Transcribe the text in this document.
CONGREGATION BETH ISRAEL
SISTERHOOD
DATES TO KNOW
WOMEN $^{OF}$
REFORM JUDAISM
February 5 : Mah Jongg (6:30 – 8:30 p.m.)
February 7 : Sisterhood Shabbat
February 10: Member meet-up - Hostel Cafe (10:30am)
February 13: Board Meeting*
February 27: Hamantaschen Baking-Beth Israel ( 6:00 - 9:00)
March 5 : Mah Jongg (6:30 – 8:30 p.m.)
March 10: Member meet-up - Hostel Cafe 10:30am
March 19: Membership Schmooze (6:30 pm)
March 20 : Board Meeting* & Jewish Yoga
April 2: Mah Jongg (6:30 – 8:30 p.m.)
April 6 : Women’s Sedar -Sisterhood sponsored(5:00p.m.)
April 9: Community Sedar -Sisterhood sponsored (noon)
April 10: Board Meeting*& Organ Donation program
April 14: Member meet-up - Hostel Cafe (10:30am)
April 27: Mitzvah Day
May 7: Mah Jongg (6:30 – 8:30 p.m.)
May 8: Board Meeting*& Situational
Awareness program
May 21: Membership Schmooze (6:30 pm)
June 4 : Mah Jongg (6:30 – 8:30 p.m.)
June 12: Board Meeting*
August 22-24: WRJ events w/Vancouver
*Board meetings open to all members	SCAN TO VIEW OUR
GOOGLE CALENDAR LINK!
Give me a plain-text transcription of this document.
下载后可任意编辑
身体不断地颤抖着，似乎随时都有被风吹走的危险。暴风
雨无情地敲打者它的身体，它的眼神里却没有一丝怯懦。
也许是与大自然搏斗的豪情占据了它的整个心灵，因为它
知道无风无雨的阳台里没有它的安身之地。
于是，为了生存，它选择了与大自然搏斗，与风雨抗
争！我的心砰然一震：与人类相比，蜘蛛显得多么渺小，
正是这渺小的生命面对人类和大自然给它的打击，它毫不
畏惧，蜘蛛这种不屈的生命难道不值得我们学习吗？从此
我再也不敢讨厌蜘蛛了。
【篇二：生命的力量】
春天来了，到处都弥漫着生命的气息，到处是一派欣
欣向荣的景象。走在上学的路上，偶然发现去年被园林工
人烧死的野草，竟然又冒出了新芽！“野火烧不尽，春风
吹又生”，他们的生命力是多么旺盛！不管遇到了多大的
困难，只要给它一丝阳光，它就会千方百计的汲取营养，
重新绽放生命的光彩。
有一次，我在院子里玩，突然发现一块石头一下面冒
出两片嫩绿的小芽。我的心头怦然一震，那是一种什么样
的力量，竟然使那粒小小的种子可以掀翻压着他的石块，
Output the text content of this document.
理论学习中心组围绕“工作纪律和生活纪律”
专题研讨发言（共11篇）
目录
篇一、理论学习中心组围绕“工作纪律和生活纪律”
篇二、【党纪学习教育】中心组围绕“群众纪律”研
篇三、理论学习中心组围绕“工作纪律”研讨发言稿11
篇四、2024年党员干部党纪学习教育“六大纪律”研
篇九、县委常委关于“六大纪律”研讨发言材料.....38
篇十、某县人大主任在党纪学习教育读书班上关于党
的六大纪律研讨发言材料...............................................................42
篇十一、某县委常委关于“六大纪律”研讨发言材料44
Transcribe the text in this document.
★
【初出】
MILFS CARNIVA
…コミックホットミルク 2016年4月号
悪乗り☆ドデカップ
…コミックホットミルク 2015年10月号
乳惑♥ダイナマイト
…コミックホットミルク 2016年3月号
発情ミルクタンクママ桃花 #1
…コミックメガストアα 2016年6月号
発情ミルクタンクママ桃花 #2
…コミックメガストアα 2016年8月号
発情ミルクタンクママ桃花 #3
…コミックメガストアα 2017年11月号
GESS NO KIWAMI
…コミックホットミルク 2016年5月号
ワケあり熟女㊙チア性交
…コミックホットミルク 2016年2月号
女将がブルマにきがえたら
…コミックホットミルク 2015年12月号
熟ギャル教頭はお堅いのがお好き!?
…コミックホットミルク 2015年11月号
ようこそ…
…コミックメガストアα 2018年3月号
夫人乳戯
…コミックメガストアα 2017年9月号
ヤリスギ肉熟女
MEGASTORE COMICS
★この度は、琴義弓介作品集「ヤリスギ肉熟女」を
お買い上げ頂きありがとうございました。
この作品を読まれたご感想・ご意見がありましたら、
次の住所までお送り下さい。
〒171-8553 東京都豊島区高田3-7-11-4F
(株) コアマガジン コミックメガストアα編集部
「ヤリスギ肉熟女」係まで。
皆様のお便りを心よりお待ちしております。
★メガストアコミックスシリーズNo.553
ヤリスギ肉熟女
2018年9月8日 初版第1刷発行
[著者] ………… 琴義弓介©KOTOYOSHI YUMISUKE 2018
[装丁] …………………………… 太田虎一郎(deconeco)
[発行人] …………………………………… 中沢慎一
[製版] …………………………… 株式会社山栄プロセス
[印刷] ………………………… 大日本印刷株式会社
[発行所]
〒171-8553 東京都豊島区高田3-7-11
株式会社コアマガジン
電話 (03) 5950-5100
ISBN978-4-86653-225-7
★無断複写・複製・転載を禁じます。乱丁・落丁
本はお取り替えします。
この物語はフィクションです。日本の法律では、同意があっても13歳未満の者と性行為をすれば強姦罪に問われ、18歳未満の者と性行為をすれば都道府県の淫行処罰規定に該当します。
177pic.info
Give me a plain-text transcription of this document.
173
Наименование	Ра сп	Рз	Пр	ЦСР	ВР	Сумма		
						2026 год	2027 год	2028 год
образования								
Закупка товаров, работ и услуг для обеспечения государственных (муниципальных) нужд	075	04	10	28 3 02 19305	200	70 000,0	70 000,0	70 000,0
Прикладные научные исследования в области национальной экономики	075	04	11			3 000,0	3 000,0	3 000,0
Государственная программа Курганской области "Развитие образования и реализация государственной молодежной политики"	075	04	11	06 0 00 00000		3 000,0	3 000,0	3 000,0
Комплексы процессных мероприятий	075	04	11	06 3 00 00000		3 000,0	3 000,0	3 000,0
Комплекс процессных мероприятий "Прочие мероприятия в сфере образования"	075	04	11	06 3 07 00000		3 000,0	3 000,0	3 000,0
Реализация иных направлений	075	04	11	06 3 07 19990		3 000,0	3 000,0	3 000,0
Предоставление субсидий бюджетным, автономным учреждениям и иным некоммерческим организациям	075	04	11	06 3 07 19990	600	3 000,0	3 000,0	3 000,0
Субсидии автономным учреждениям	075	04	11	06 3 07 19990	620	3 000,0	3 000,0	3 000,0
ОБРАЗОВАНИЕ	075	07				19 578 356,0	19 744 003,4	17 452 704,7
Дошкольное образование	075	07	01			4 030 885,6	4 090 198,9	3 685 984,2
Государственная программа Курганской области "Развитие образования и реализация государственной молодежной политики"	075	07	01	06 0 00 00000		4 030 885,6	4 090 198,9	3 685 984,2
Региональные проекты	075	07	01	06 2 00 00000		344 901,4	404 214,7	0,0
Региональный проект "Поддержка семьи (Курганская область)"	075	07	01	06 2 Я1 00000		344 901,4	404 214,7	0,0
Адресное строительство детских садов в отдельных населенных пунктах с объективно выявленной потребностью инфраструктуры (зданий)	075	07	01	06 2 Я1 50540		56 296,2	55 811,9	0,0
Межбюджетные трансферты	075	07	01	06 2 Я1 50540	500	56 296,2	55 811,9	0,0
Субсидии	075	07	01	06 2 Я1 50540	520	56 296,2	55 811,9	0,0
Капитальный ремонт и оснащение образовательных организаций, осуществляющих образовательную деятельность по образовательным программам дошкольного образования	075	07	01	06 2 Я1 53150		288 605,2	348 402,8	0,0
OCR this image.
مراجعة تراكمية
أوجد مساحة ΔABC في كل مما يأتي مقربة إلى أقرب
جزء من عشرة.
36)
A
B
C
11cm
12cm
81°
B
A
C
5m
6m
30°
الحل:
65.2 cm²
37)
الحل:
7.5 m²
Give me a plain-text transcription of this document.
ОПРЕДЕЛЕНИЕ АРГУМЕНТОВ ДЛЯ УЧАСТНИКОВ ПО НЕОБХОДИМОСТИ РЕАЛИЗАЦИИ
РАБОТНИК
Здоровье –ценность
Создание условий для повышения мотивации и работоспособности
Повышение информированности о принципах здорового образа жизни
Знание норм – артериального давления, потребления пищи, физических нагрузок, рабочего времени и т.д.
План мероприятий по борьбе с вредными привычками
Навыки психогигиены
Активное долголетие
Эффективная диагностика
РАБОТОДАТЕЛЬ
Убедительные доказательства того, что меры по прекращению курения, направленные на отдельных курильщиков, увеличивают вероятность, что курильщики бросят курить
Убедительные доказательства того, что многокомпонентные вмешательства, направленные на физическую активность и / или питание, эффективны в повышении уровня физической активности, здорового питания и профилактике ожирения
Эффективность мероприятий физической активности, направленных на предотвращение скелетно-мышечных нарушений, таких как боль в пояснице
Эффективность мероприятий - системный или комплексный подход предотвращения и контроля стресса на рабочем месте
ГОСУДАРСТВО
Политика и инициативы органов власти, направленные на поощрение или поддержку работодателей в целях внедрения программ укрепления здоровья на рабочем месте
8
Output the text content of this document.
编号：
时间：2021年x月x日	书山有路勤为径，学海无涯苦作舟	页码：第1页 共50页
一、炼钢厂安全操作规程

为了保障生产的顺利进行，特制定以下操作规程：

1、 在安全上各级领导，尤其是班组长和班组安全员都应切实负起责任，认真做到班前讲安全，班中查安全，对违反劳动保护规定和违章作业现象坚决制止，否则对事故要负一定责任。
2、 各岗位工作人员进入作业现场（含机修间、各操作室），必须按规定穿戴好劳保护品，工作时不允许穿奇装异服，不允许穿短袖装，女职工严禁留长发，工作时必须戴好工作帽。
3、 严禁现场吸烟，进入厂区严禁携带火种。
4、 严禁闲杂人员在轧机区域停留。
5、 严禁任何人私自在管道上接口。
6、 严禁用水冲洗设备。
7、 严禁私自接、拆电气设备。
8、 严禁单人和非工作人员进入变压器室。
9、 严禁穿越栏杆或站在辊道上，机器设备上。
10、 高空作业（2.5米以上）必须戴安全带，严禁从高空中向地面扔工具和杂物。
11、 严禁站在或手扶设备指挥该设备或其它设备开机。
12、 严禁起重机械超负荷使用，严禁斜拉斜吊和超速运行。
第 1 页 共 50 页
======
» **Required task**: Within the entries above, work out how many lines contain the word "工作纪律和生活纪律". The number alone is the answer.

» **Completed exercise**: 2